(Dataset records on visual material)
■ ■ ■ ■
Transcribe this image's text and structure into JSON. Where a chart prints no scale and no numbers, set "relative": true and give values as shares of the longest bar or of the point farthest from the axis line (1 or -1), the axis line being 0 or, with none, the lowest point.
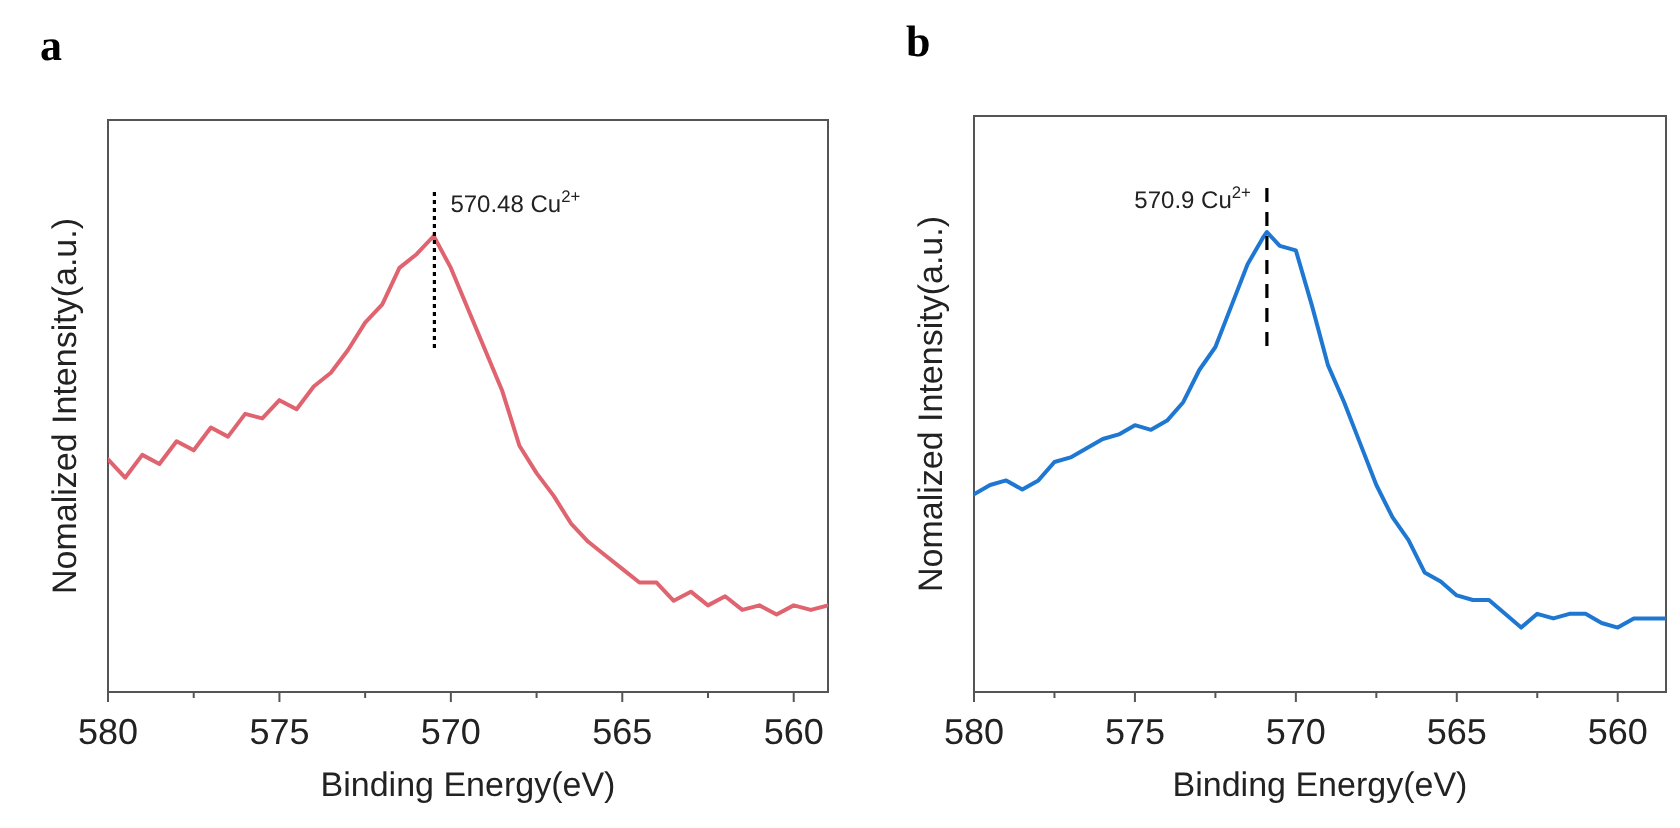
{
  "chart_data": [
    {
      "type": "line",
      "title": "a",
      "xlabel": "Binding Energy(eV)",
      "ylabel": "Nomalized Intensity(a.u.)",
      "relative": true,
      "xlim": [
        580,
        559
      ],
      "xticks": [
        580,
        {
          "value": 577.5,
          "label": null
        },
        575,
        {
          "value": 572.5,
          "label": null
        },
        570,
        {
          "value": 567.5,
          "label": null
        },
        565,
        {
          "value": 562.5,
          "label": null
        },
        560
      ],
      "line_style": "solid",
      "ref_lines": [
        {
          "axis": "x",
          "value": 570.48,
          "label": "570.48 Cu$^{2+}$",
          "line_style": "dotted",
          "color": "#000000"
        }
      ],
      "series": [
        {
          "color": "#e0646f",
          "x": [
            580,
            579.5,
            579,
            578.5,
            578,
            577.5,
            577,
            576.5,
            576,
            575.5,
            575,
            574.5,
            574,
            573.5,
            573,
            572.5,
            572,
            571.5,
            571,
            570.5,
            570,
            569.5,
            569,
            568.5,
            568,
            567.5,
            567,
            566.5,
            566,
            565.5,
            565,
            564.5,
            564,
            563.5,
            563,
            562.5,
            562,
            561.5,
            561,
            560.5,
            560,
            559.5,
            559
          ],
          "values": [
            0.51,
            0.47,
            0.52,
            0.5,
            0.55,
            0.53,
            0.58,
            0.56,
            0.61,
            0.6,
            0.64,
            0.62,
            0.67,
            0.7,
            0.75,
            0.81,
            0.85,
            0.93,
            0.96,
            1.0,
            0.93,
            0.84,
            0.75,
            0.66,
            0.54,
            0.48,
            0.43,
            0.37,
            0.33,
            0.3,
            0.27,
            0.24,
            0.24,
            0.2,
            0.22,
            0.19,
            0.21,
            0.18,
            0.19,
            0.17,
            0.19,
            0.18,
            0.19
          ]
        }
      ]
    },
    {
      "type": "line",
      "title": "b",
      "xlabel": "Binding Energy(eV)",
      "ylabel": "Nomalized Intensity(a.u.)",
      "relative": true,
      "xlim": [
        580,
        558.5
      ],
      "xticks": [
        580,
        {
          "value": 577.5,
          "label": null
        },
        575,
        {
          "value": 572.5,
          "label": null
        },
        570,
        {
          "value": 567.5,
          "label": null
        },
        565,
        {
          "value": 562.5,
          "label": null
        },
        560
      ],
      "line_style": "solid",
      "ref_lines": [
        {
          "axis": "x",
          "value": 570.9,
          "label": "570.9 Cu$^{2+}$",
          "line_style": "dashed",
          "color": "#000000"
        }
      ],
      "series": [
        {
          "color": "#1e78d2",
          "x": [
            580,
            579.5,
            579,
            578.5,
            578,
            577.5,
            577,
            576.5,
            576,
            575.5,
            575,
            574.5,
            574,
            573.5,
            573,
            572.5,
            572,
            571.5,
            571,
            570.9,
            570.5,
            570,
            569.5,
            569,
            568.5,
            568,
            567.5,
            567,
            566.5,
            566,
            565.5,
            565,
            564.5,
            564,
            563.5,
            563,
            562.5,
            562,
            561.5,
            561,
            560.5,
            560,
            559.5,
            559,
            558.5
          ],
          "values": [
            0.43,
            0.45,
            0.46,
            0.44,
            0.46,
            0.5,
            0.51,
            0.53,
            0.55,
            0.56,
            0.58,
            0.57,
            0.59,
            0.63,
            0.7,
            0.75,
            0.84,
            0.93,
            0.99,
            1.0,
            0.97,
            0.96,
            0.84,
            0.71,
            0.63,
            0.54,
            0.45,
            0.38,
            0.33,
            0.26,
            0.24,
            0.21,
            0.2,
            0.2,
            0.17,
            0.14,
            0.17,
            0.16,
            0.17,
            0.17,
            0.15,
            0.14,
            0.16,
            0.16,
            0.16
          ]
        }
      ]
    }
  ]
}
■ ■ ■ ■
Quote every record above exactly, leaving out the pictures.

(WORKED ANSWER)
Transcribe this image's text and structure into JSON. Where a chart prints no scale and no numbers, set "relative": true and give values as shares of the longest bar or of the point farthest from the axis line (1 or -1), the axis line being 0 or, with none, the lowest point.
{
  "chart_data": [
    {
      "type": "line",
      "title": "a",
      "xlabel": "Binding Energy(eV)",
      "ylabel": "Nomalized Intensity(a.u.)",
      "relative": true,
      "xlim": [
        580,
        559
      ],
      "xticks": [
        580,
        {
          "value": 577.5,
          "label": null
        },
        575,
        {
          "value": 572.5,
          "label": null
        },
        570,
        {
          "value": 567.5,
          "label": null
        },
        565,
        {
          "value": 562.5,
          "label": null
        },
        560
      ],
      "line_style": "solid",
      "ref_lines": [
        {
          "axis": "x",
          "value": 570.48,
          "label": "570.48 Cu$^{2+}$",
          "line_style": "dotted",
          "color": "#000000"
        }
      ],
      "series": [
        {
          "color": "#e0646f",
          "x": [
            580,
            579.5,
            579,
            578.5,
            578,
            577.5,
            577,
            576.5,
            576,
            575.5,
            575,
            574.5,
            574,
            573.5,
            573,
            572.5,
            572,
            571.5,
            571,
            570.5,
            570,
            569.5,
            569,
            568.5,
            568,
            567.5,
            567,
            566.5,
            566,
            565.5,
            565,
            564.5,
            564,
            563.5,
            563,
            562.5,
            562,
            561.5,
            561,
            560.5,
            560,
            559.5,
            559
          ],
          "values": [
            0.51,
            0.47,
            0.52,
            0.5,
            0.55,
            0.53,
            0.58,
            0.56,
            0.61,
            0.6,
            0.64,
            0.62,
            0.67,
            0.7,
            0.75,
            0.81,
            0.85,
            0.93,
            0.96,
            1.0,
            0.93,
            0.84,
            0.75,
            0.66,
            0.54,
            0.48,
            0.43,
            0.37,
            0.33,
            0.3,
            0.27,
            0.24,
            0.24,
            0.2,
            0.22,
            0.19,
            0.21,
            0.18,
            0.19,
            0.17,
            0.19,
            0.18,
            0.19
          ]
        }
      ]
    },
    {
      "type": "line",
      "title": "b",
      "xlabel": "Binding Energy(eV)",
      "ylabel": "Nomalized Intensity(a.u.)",
      "relative": true,
      "xlim": [
        580,
        558.5
      ],
      "xticks": [
        580,
        {
          "value": 577.5,
          "label": null
        },
        575,
        {
          "value": 572.5,
          "label": null
        },
        570,
        {
          "value": 567.5,
          "label": null
        },
        565,
        {
          "value": 562.5,
          "label": null
        },
        560
      ],
      "line_style": "solid",
      "ref_lines": [
        {
          "axis": "x",
          "value": 570.9,
          "label": "570.9 Cu$^{2+}$",
          "line_style": "dashed",
          "color": "#000000"
        }
      ],
      "series": [
        {
          "color": "#1e78d2",
          "x": [
            580,
            579.5,
            579,
            578.5,
            578,
            577.5,
            577,
            576.5,
            576,
            575.5,
            575,
            574.5,
            574,
            573.5,
            573,
            572.5,
            572,
            571.5,
            571,
            570.9,
            570.5,
            570,
            569.5,
            569,
            568.5,
            568,
            567.5,
            567,
            566.5,
            566,
            565.5,
            565,
            564.5,
            564,
            563.5,
            563,
            562.5,
            562,
            561.5,
            561,
            560.5,
            560,
            559.5,
            559,
            558.5
          ],
          "values": [
            0.43,
            0.45,
            0.46,
            0.44,
            0.46,
            0.5,
            0.51,
            0.53,
            0.55,
            0.56,
            0.58,
            0.57,
            0.59,
            0.63,
            0.7,
            0.75,
            0.84,
            0.93,
            0.99,
            1.0,
            0.97,
            0.96,
            0.84,
            0.71,
            0.63,
            0.54,
            0.45,
            0.38,
            0.33,
            0.26,
            0.24,
            0.21,
            0.2,
            0.2,
            0.17,
            0.14,
            0.17,
            0.16,
            0.17,
            0.17,
            0.15,
            0.14,
            0.16,
            0.16,
            0.16
          ]
        }
      ]
    }
  ]
}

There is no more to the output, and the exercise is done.